* [Exercise brief]:
Write out the records that appear below, verbatim and complete, but without pictures.

Figure dataset records:
--------------------

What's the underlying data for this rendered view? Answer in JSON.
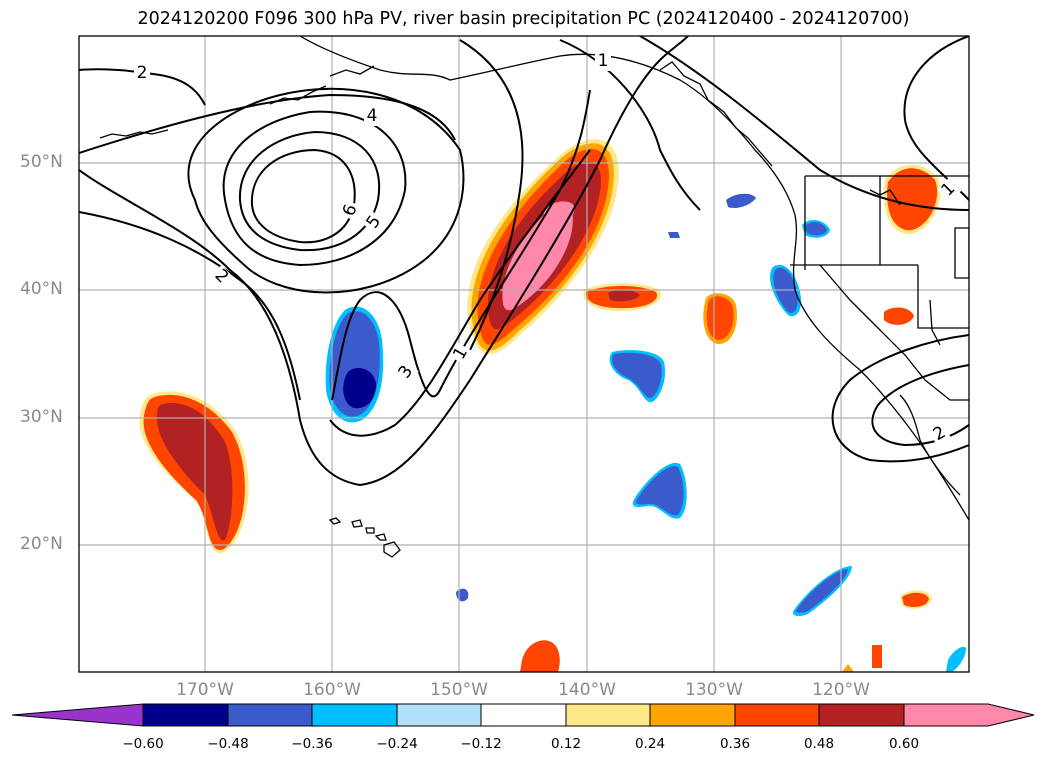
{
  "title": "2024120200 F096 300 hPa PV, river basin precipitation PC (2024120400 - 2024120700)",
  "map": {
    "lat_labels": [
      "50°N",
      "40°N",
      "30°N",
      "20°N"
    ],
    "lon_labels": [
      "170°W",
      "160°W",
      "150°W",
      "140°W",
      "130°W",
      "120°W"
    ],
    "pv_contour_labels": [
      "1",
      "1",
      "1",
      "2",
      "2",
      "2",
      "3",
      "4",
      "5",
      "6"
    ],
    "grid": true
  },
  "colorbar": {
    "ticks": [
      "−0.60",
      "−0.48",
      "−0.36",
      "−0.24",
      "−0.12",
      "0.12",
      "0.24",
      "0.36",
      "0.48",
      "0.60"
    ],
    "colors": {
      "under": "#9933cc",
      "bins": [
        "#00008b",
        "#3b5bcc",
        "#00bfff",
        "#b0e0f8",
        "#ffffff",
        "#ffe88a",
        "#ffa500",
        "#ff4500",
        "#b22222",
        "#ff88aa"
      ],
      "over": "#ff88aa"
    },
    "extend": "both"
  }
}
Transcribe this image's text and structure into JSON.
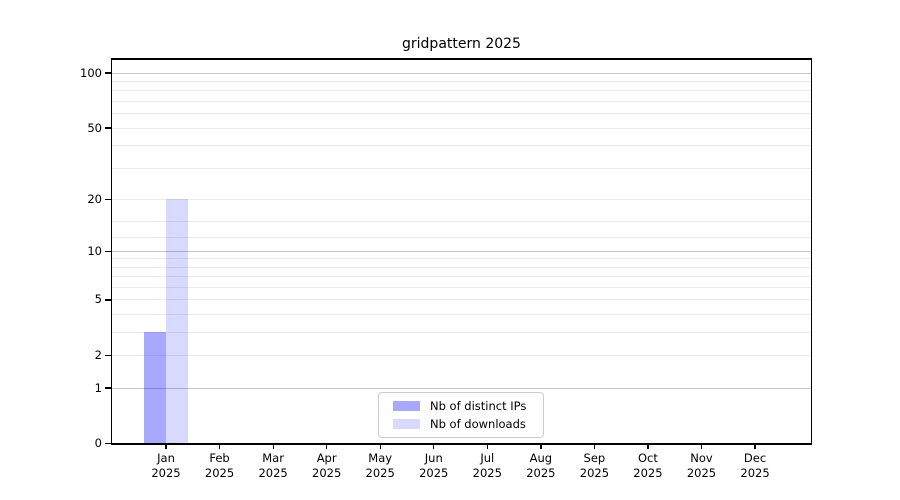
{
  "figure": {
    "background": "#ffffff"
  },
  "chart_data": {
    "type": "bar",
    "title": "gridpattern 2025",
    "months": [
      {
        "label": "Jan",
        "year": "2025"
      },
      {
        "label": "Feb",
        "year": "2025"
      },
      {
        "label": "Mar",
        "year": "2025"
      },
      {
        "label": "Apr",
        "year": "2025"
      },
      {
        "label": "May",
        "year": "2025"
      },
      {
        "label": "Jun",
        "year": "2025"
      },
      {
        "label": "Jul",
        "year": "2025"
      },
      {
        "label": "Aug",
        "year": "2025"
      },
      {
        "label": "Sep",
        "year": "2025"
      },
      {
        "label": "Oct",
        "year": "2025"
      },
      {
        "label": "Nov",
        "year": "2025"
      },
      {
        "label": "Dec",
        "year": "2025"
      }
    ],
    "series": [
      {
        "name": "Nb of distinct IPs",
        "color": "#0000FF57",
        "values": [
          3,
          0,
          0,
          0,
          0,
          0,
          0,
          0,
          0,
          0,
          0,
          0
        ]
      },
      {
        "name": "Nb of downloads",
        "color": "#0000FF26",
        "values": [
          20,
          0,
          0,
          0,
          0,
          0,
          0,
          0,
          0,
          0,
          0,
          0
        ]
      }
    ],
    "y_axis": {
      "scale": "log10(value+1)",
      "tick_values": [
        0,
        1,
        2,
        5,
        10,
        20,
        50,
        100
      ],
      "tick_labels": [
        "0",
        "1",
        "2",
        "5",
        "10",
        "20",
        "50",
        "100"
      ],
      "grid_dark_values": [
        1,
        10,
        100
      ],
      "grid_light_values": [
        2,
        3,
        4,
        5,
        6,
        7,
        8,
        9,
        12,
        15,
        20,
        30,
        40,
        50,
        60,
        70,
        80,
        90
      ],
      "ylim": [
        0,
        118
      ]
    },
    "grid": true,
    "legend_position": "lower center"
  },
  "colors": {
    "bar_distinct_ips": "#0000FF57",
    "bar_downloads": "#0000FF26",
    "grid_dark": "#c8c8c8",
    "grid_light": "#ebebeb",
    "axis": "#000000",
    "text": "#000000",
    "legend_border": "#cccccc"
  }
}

--------------------

* [Written reply]:
What's the underlying data for this rendered view? Answer in JSON.
{
  "title": "2024120200 F096 300 hPa PV, river basin precipitation PC (2024120400 - 2024120700)",
  "map": {
    "lat_labels": [
      "50°N",
      "40°N",
      "30°N",
      "20°N"
    ],
    "lon_labels": [
      "170°W",
      "160°W",
      "150°W",
      "140°W",
      "130°W",
      "120°W"
    ],
    "pv_contour_labels": [
      "1",
      "1",
      "1",
      "2",
      "2",
      "2",
      "3",
      "4",
      "5",
      "6"
    ],
    "grid": true
  },
  "colorbar": {
    "ticks": [
      "−0.60",
      "−0.48",
      "−0.36",
      "−0.24",
      "−0.12",
      "0.12",
      "0.24",
      "0.36",
      "0.48",
      "0.60"
    ],
    "colors": {
      "under": "#9933cc",
      "bins": [
        "#00008b",
        "#3b5bcc",
        "#00bfff",
        "#b0e0f8",
        "#ffffff",
        "#ffe88a",
        "#ffa500",
        "#ff4500",
        "#b22222",
        "#ff88aa"
      ],
      "over": "#ff88aa"
    },
    "extend": "both"
  }
}
Transcribe this image's text and structure into JSON.
{
  "figure": {
    "background": "#ffffff"
  },
  "chart_data": {
    "type": "bar",
    "title": "gridpattern 2025",
    "months": [
      {
        "label": "Jan",
        "year": "2025"
      },
      {
        "label": "Feb",
        "year": "2025"
      },
      {
        "label": "Mar",
        "year": "2025"
      },
      {
        "label": "Apr",
        "year": "2025"
      },
      {
        "label": "May",
        "year": "2025"
      },
      {
        "label": "Jun",
        "year": "2025"
      },
      {
        "label": "Jul",
        "year": "2025"
      },
      {
        "label": "Aug",
        "year": "2025"
      },
      {
        "label": "Sep",
        "year": "2025"
      },
      {
        "label": "Oct",
        "year": "2025"
      },
      {
        "label": "Nov",
        "year": "2025"
      },
      {
        "label": "Dec",
        "year": "2025"
      }
    ],
    "series": [
      {
        "name": "Nb of distinct IPs",
        "color": "#0000FF57",
        "values": [
          3,
          0,
          0,
          0,
          0,
          0,
          0,
          0,
          0,
          0,
          0,
          0
        ]
      },
      {
        "name": "Nb of downloads",
        "color": "#0000FF26",
        "values": [
          20,
          0,
          0,
          0,
          0,
          0,
          0,
          0,
          0,
          0,
          0,
          0
        ]
      }
    ],
    "y_axis": {
      "scale": "log10(value+1)",
      "tick_values": [
        0,
        1,
        2,
        5,
        10,
        20,
        50,
        100
      ],
      "tick_labels": [
        "0",
        "1",
        "2",
        "5",
        "10",
        "20",
        "50",
        "100"
      ],
      "grid_dark_values": [
        1,
        10,
        100
      ],
      "grid_light_values": [
        2,
        3,
        4,
        5,
        6,
        7,
        8,
        9,
        12,
        15,
        20,
        30,
        40,
        50,
        60,
        70,
        80,
        90
      ],
      "ylim": [
        0,
        118
      ]
    },
    "grid": true,
    "legend_position": "lower center"
  },
  "colors": {
    "bar_distinct_ips": "#0000FF57",
    "bar_downloads": "#0000FF26",
    "grid_dark": "#c8c8c8",
    "grid_light": "#ebebeb",
    "axis": "#000000",
    "text": "#000000",
    "legend_border": "#cccccc"
  }
}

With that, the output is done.